→ Problem:
Of the lines in the data below, count the ones holding the string "select", and answer with that number only.

→ Input:
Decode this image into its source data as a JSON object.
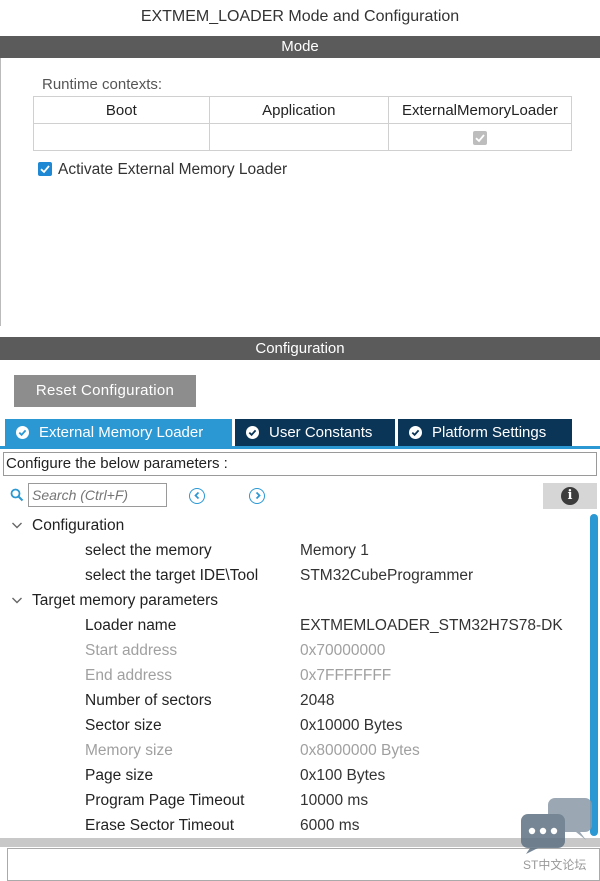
{
  "window": {
    "title": "EXTMEM_LOADER Mode and Configuration"
  },
  "mode": {
    "header": "Mode",
    "runtime_label": "Runtime contexts:",
    "columns": [
      "Boot",
      "Application",
      "ExternalMemoryLoader"
    ],
    "activate_label": "Activate External Memory Loader"
  },
  "configuration": {
    "header": "Configuration",
    "reset_label": "Reset Configuration",
    "tabs": [
      {
        "label": "External Memory Loader"
      },
      {
        "label": "User Constants"
      },
      {
        "label": "Platform Settings"
      }
    ],
    "params_caption": "Configure the below parameters :",
    "search_placeholder": "Search (Ctrl+F)",
    "groups": [
      {
        "label": "Configuration",
        "params": [
          {
            "name": "select the memory",
            "value": "Memory 1"
          },
          {
            "name": "select the target IDE\\Tool",
            "value": "STM32CubeProgrammer"
          }
        ]
      },
      {
        "label": "Target memory parameters",
        "params": [
          {
            "name": "Loader name",
            "value": "EXTMEMLOADER_STM32H7S78-DK"
          },
          {
            "name": "Start address",
            "value": "0x70000000"
          },
          {
            "name": "End address",
            "value": "0x7FFFFFFF"
          },
          {
            "name": "Number of sectors",
            "value": "2048"
          },
          {
            "name": "Sector size",
            "value": "0x10000 Bytes"
          },
          {
            "name": "Memory size",
            "value": "0x8000000 Bytes"
          },
          {
            "name": "Page size",
            "value": "0x100 Bytes"
          },
          {
            "name": "Program Page Timeout",
            "value": "10000 ms"
          },
          {
            "name": "Erase Sector Timeout",
            "value": "6000 ms"
          }
        ]
      }
    ]
  },
  "watermark": {
    "text": "ST中文论坛"
  },
  "colors": {
    "accent": "#2b98d4",
    "header_bg": "#5b5b5b",
    "tab_dark": "#0b3556",
    "button_grey": "#8d8d8d"
  }
}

→ Answer to the task:
2